-- Start of THE INPUT --

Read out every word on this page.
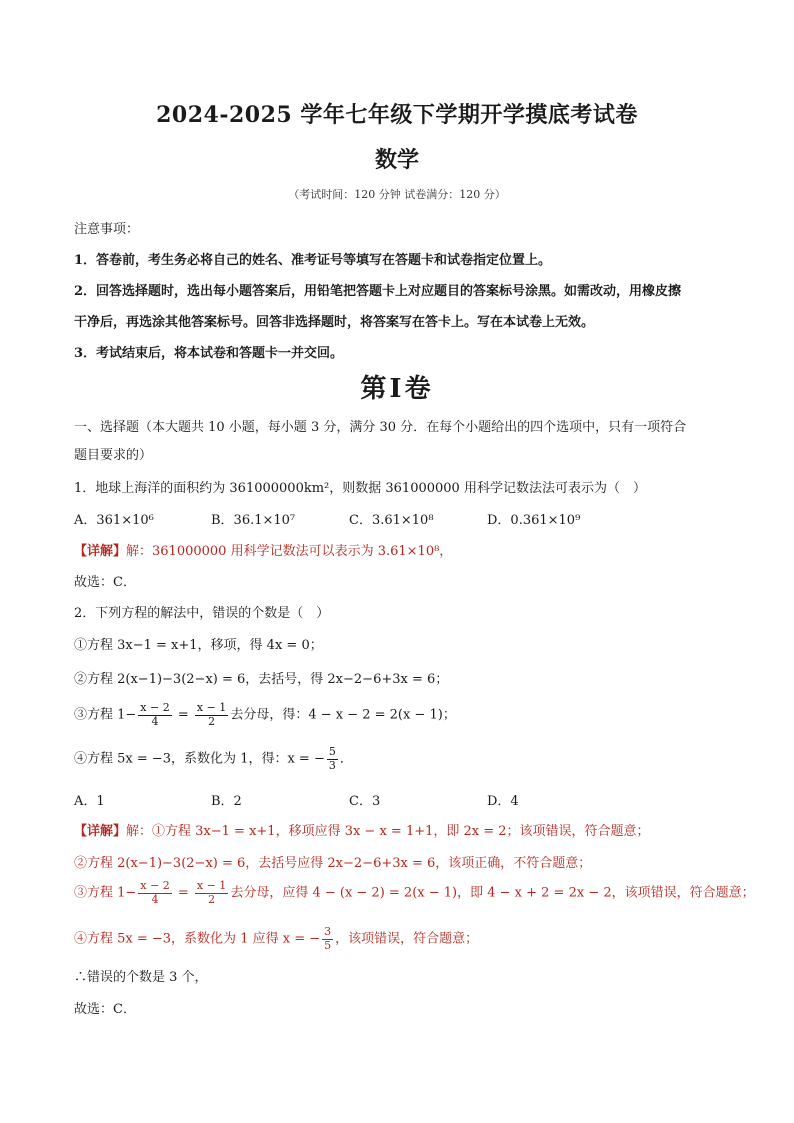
2024-2025 学年七年级下学期开学摸底考试卷
数学
（考试时间：120 分钟 试卷满分：120 分）
注意事项：
1．答卷前，考生务必将自己的姓名、准考证号等填写在答题卡和试卷指定位置上。
2．回答选择题时，选出每小题答案后，用铅笔把答题卡上对应题目的答案标号涂黑。如需改动，用橡皮擦
干净后，再选涂其他答案标号。回答非选择题时，将答案写在答卡上。写在本试卷上无效。
3．考试结束后，将本试卷和答题卡一并交回。
第Ⅰ卷
一、选择题（本大题共 10 小题，每小题 3 分，满分 30 分．在每个小题给出的四个选项中，只有一项符合
题目要求的）
1．地球上海洋的面积约为 361000000km²，则数据 361000000 用科学记数法法可表示为（　）
A．361×10⁶	B．36.1×10⁷	C．3.61×10⁸	D．0.361×10⁹
【详解】解：361000000 用科学记数法可以表示为 3.61×10⁸，
故选：C．
2．下列方程的解法中，错误的个数是（　）
①方程 3x−1 = x+1，移项，得 4x = 0；
②方程 2(x−1)−3(2−x) = 6，去括号，得 2x−2−6+3x = 6；
③方程 $1- \frac{x - 2}{4} = \frac{x - 1}{2}$ 去分母，得：4 − x − 2 = 2(x − 1)；
④方程 5x = −3，系数化为 1，得：x = − $\frac{5}{3}$ ．
A．1	B．2	C．3	D．4
【详解】解：①方程 3x−1 = x+1，移项应得 3x − x = 1+1，即 2x = 2；该项错误，符合题意；
②方程 2(x−1)−3(2−x) = 6，去括号应得 2x−2−6+3x = 6，该项正确，不符合题意；
③方程 $1- \frac{x - 2}{4} = \frac{x - 1}{2}$ 去分母，应得 4 − (x − 2) = 2(x − 1)，即 4 − x + 2 = 2x − 2，该项错误，符合题意；
④方程 5x = −3，系数化为 1 应得 x = − $\frac{3}{5}$ ，该项错误，符合题意；
∴错误的个数是 3 个，
故选：C．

-- End of THE INPUT --

> **WHAT YOU HAVE TO DO**: Tell how many lines hold the string "该项错误", giving the number and nothing else.

> **ANSWER FOR THE TASK**: 3